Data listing
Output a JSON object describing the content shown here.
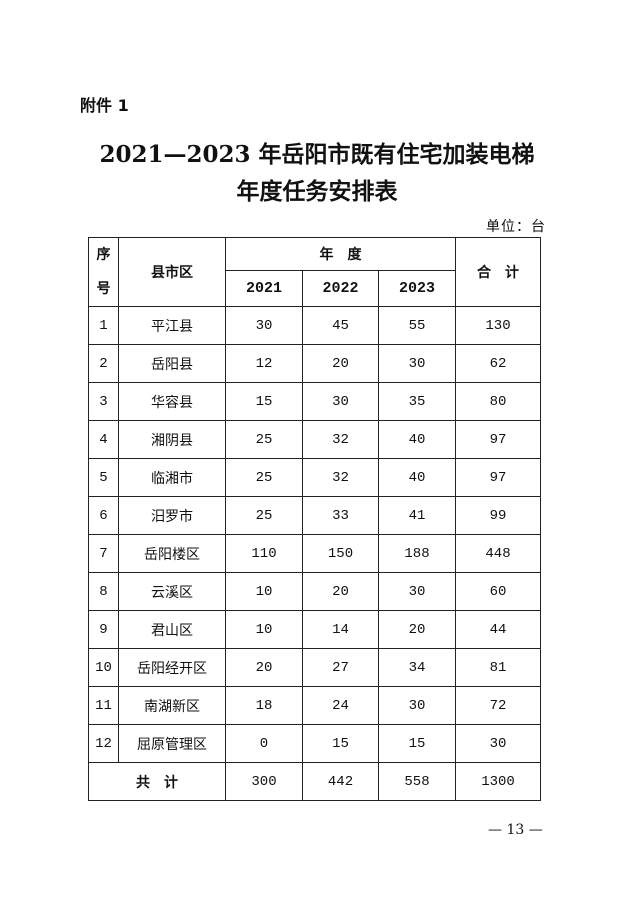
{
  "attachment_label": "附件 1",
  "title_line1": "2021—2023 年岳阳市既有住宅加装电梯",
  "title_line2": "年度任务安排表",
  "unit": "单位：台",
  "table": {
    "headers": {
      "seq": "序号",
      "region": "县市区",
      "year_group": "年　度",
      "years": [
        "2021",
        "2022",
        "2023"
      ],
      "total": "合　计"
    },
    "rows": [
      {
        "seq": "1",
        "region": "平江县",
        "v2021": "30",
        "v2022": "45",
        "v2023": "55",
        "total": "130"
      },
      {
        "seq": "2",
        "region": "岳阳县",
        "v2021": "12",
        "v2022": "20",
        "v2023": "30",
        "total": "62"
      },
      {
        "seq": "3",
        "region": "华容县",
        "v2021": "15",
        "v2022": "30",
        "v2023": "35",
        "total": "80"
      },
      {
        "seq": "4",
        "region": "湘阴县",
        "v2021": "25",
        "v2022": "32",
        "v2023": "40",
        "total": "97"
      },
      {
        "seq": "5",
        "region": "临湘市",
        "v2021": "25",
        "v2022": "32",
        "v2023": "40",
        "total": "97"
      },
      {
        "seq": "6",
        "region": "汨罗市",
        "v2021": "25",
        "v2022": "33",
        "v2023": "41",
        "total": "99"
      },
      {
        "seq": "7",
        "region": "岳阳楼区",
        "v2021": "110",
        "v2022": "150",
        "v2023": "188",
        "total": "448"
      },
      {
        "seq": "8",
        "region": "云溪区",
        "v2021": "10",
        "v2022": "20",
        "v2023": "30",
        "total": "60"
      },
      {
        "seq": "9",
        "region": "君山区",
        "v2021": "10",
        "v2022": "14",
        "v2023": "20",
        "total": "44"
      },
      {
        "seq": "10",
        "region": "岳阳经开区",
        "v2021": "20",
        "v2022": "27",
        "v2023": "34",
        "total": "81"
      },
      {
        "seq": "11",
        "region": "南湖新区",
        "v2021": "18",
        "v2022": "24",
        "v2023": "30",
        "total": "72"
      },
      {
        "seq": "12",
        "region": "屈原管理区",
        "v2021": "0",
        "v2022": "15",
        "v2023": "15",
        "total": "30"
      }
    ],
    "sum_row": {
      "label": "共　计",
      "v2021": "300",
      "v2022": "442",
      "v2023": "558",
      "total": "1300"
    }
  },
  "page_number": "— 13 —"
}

...

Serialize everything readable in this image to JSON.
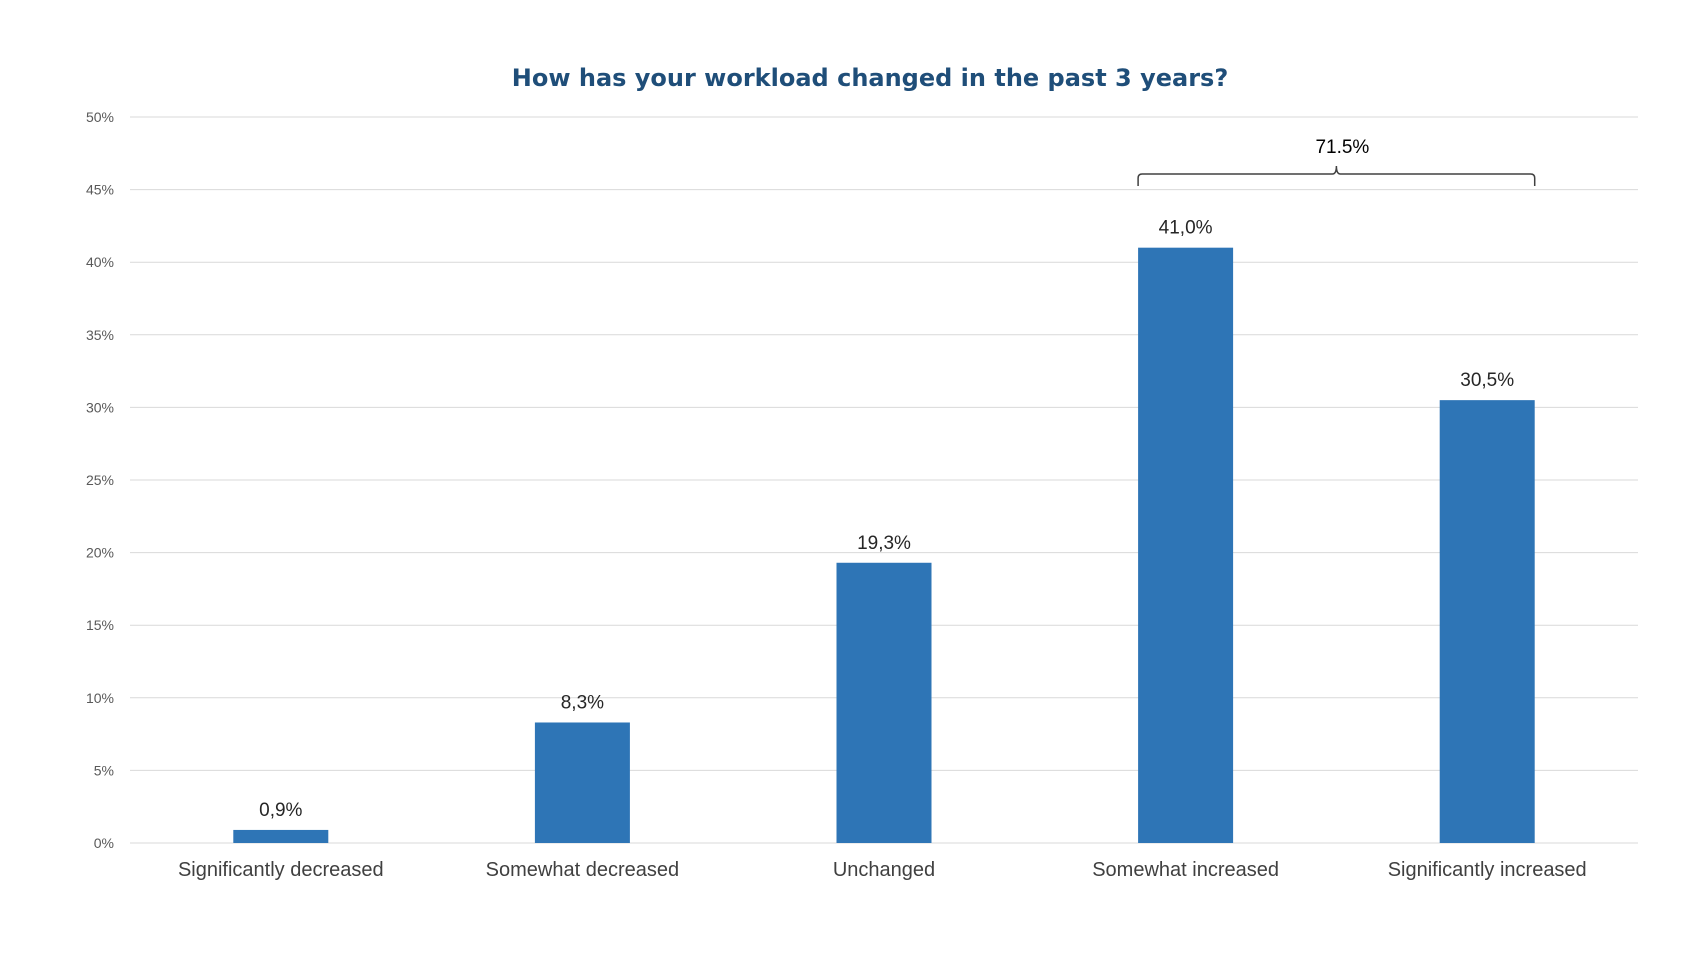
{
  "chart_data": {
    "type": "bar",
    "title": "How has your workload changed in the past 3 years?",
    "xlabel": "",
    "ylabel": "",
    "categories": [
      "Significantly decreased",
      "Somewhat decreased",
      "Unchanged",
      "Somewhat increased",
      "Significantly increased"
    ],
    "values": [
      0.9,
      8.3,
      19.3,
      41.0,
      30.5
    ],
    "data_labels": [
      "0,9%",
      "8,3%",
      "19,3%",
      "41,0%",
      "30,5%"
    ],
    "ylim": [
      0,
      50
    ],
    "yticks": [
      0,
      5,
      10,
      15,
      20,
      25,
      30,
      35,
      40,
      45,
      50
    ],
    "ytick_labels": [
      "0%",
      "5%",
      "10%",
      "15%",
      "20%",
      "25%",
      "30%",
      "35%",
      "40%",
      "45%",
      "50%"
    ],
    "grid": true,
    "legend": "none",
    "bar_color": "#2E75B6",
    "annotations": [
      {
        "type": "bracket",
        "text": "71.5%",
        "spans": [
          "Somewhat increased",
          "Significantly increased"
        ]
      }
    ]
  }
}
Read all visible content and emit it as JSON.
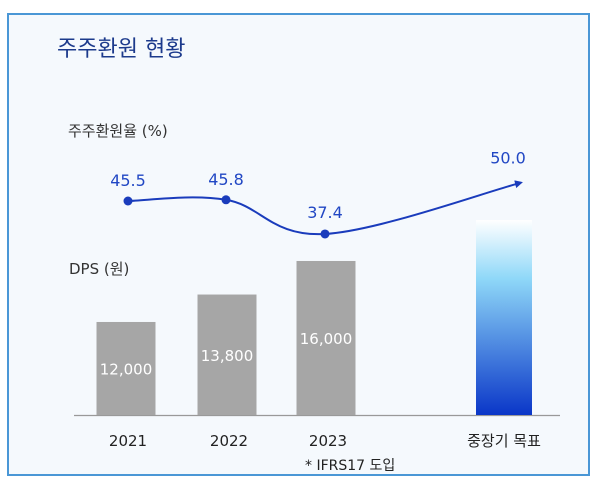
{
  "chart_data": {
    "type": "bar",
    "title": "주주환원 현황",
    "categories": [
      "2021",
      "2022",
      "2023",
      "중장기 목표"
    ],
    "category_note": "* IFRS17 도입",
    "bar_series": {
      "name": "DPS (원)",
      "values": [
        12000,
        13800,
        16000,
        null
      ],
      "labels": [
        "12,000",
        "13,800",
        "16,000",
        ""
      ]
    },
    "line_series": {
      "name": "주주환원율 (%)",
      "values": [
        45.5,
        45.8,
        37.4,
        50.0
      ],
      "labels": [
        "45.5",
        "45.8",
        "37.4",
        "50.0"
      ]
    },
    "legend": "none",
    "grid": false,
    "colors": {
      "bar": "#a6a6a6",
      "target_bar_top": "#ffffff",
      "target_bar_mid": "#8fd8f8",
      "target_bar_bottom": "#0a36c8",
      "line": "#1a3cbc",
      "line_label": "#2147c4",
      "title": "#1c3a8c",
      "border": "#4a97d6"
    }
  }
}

Set task: Scan the material above for the string "decreased" and return the lines that hold it.

Problem solution:
      "Significantly decreased",
      "Somewhat decreased",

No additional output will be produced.